Stated goal: Please copy exactly the lines that begin with the one containing "Give me a plain-text" and end with the last line of the entries.
# # #
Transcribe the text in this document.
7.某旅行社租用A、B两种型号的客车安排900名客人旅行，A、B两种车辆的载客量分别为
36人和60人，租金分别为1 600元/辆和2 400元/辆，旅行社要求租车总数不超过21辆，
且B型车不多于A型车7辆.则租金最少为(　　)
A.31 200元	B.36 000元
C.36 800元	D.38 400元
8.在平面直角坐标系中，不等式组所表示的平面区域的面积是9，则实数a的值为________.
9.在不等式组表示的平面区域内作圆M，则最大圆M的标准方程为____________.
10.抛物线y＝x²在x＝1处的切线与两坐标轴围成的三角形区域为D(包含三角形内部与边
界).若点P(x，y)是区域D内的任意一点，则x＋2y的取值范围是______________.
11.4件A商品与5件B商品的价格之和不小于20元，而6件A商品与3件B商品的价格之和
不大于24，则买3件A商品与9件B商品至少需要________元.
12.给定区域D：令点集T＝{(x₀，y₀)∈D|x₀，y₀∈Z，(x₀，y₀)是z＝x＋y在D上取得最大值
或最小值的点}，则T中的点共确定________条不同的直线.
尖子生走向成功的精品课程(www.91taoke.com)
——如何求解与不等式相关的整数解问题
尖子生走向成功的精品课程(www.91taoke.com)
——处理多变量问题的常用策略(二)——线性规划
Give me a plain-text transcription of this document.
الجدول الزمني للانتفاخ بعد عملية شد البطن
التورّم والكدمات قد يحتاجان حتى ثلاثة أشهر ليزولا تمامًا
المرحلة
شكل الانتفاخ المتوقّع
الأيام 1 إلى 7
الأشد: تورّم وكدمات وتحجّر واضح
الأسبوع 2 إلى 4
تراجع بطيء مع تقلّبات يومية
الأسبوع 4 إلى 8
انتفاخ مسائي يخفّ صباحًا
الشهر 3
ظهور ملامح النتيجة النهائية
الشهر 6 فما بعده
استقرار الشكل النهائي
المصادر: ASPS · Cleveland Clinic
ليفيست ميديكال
# # #
Written answer:
Give me a plain-text transcription of this document.
الجدول الزمني للانتفاخ بعد عملية شد البطن
التورّم والكدمات قد يحتاجان حتى ثلاثة أشهر ليزولا تمامًا
المرحلة
شكل الانتفاخ المتوقّع
الأيام 1 إلى 7
الأشد: تورّم وكدمات وتحجّر واضح
الأسبوع 2 إلى 4
تراجع بطيء مع تقلّبات يومية
الأسبوع 4 إلى 8
انتفاخ مسائي يخفّ صباحًا
الشهر 3
ظهور ملامح النتيجة النهائية
الشهر 6 فما بعده
استقرار الشكل النهائي
المصادر: ASPS · Cleveland Clinic
ليفيست ميديكال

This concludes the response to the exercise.